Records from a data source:
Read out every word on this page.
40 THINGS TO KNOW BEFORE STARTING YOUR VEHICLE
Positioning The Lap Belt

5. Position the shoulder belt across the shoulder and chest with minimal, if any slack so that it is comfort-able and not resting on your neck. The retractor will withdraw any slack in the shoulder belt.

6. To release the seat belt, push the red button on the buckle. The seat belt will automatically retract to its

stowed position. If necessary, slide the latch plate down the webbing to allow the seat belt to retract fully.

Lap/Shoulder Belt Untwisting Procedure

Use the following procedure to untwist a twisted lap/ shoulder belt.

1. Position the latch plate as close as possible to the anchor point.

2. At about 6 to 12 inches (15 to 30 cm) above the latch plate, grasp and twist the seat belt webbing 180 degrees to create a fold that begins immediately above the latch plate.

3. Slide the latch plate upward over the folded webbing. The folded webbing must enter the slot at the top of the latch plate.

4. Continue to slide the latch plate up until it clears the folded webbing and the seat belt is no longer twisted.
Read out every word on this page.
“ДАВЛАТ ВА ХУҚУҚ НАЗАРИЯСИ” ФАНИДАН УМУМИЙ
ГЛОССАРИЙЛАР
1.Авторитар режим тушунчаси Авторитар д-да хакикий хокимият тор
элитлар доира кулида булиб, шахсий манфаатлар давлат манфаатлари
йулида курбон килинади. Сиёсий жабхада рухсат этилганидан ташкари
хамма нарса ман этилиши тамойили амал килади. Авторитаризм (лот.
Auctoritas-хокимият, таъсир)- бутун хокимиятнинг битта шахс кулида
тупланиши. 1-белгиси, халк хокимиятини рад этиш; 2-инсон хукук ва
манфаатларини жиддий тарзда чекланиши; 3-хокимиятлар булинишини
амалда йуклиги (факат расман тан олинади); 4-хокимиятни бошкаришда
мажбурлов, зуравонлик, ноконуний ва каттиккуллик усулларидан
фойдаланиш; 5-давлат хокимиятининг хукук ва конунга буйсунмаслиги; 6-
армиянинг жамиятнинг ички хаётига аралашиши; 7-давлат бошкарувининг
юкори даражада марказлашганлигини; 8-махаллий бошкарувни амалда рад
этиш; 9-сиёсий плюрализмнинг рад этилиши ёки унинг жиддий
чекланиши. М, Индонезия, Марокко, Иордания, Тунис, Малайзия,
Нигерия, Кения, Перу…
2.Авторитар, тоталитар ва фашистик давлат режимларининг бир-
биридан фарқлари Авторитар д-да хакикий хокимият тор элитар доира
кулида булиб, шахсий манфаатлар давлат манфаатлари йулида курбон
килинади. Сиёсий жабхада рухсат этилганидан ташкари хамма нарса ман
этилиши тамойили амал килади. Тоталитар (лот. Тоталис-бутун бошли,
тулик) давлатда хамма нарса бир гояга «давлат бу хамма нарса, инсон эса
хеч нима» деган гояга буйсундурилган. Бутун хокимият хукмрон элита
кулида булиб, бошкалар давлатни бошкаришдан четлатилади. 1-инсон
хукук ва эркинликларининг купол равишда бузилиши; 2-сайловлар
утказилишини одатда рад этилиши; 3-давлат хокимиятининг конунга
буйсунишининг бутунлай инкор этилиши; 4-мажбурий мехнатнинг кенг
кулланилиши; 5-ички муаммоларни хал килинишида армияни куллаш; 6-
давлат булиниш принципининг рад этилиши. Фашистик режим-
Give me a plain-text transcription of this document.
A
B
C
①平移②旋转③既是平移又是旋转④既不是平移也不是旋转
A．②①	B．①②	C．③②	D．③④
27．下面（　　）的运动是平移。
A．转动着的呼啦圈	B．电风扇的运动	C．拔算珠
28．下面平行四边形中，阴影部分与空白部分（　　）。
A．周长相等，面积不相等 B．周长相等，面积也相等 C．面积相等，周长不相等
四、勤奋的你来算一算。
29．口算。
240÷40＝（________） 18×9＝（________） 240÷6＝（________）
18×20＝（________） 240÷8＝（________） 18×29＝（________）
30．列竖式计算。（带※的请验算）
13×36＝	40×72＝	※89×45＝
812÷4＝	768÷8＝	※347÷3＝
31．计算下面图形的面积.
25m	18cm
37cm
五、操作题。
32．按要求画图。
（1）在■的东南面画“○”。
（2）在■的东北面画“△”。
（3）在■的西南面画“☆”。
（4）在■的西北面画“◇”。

### Directions
Could you quote the material above in full, exactly as it stands?

### Reply to the exercise
Read out every word on this page.
40 THINGS TO KNOW BEFORE STARTING YOUR VEHICLE
Positioning The Lap Belt

5. Position the shoulder belt across the shoulder and chest with minimal, if any slack so that it is comfort-able and not resting on your neck. The retractor will withdraw any slack in the shoulder belt.

6. To release the seat belt, push the red button on the buckle. The seat belt will automatically retract to its

stowed position. If necessary, slide the latch plate down the webbing to allow the seat belt to retract fully.

Lap/Shoulder Belt Untwisting Procedure

Use the following procedure to untwist a twisted lap/ shoulder belt.

1. Position the latch plate as close as possible to the anchor point.

2. At about 6 to 12 inches (15 to 30 cm) above the latch plate, grasp and twist the seat belt webbing 180 degrees to create a fold that begins immediately above the latch plate.

3. Slide the latch plate upward over the folded webbing. The folded webbing must enter the slot at the top of the latch plate.

4. Continue to slide the latch plate up until it clears the folded webbing and the seat belt is no longer twisted.
Read out every word on this page.
“ДАВЛАТ ВА ХУҚУҚ НАЗАРИЯСИ” ФАНИДАН УМУМИЙ
ГЛОССАРИЙЛАР
1.Авторитар режим тушунчаси Авторитар д-да хакикий хокимият тор
элитлар доира кулида булиб, шахсий манфаатлар давлат манфаатлари
йулида курбон килинади. Сиёсий жабхада рухсат этилганидан ташкари
хамма нарса ман этилиши тамойили амал килади. Авторитаризм (лот.
Auctoritas-хокимият, таъсир)- бутун хокимиятнинг битта шахс кулида
тупланиши. 1-белгиси, халк хокимиятини рад этиш; 2-инсон хукук ва
манфаатларини жиддий тарзда чекланиши; 3-хокимиятлар булинишини
амалда йуклиги (факат расман тан олинади); 4-хокимиятни бошкаришда
мажбурлов, зуравонлик, ноконуний ва каттиккуллик усулларидан
фойдаланиш; 5-давлат хокимиятининг хукук ва конунга буйсунмаслиги; 6-
армиянинг жамиятнинг ички хаётига аралашиши; 7-давлат бошкарувининг
юкори даражада марказлашганлигини; 8-махаллий бошкарувни амалда рад
этиш; 9-сиёсий плюрализмнинг рад этилиши ёки унинг жиддий
чекланиши. М, Индонезия, Марокко, Иордания, Тунис, Малайзия,
Нигерия, Кения, Перу…
2.Авторитар, тоталитар ва фашистик давлат режимларининг бир-
биридан фарқлари Авторитар д-да хакикий хокимият тор элитар доира
кулида булиб, шахсий манфаатлар давлат манфаатлари йулида курбон
килинади. Сиёсий жабхада рухсат этилганидан ташкари хамма нарса ман
этилиши тамойили амал килади. Тоталитар (лот. Тоталис-бутун бошли,
тулик) давлатда хамма нарса бир гояга «давлат бу хамма нарса, инсон эса
хеч нима» деган гояга буйсундурилган. Бутун хокимият хукмрон элита
кулида булиб, бошкалар давлатни бошкаришдан четлатилади. 1-инсон
хукук ва эркинликларининг купол равишда бузилиши; 2-сайловлар
утказилишини одатда рад этилиши; 3-давлат хокимиятининг конунга
буйсунишининг бутунлай инкор этилиши; 4-мажбурий мехнатнинг кенг
кулланилиши; 5-ички муаммоларни хал килинишида армияни куллаш; 6-
давлат булиниш принципининг рад этилиши. Фашистик режим-
Give me a plain-text transcription of this document.
A
B
C
①平移②旋转③既是平移又是旋转④既不是平移也不是旋转
A．②①	B．①②	C．③②	D．③④
27．下面（　　）的运动是平移。
A．转动着的呼啦圈	B．电风扇的运动	C．拔算珠
28．下面平行四边形中，阴影部分与空白部分（　　）。
A．周长相等，面积不相等 B．周长相等，面积也相等 C．面积相等，周长不相等
四、勤奋的你来算一算。
29．口算。
240÷40＝（________） 18×9＝（________） 240÷6＝（________）
18×20＝（________） 240÷8＝（________） 18×29＝（________）
30．列竖式计算。（带※的请验算）
13×36＝	40×72＝	※89×45＝
812÷4＝	768÷8＝	※347÷3＝
31．计算下面图形的面积.
25m	18cm
37cm
五、操作题。
32．按要求画图。
（1）在■的东南面画“○”。
（2）在■的东北面画“△”。
（3）在■的西南面画“☆”。
（4）在■的西北面画“◇”。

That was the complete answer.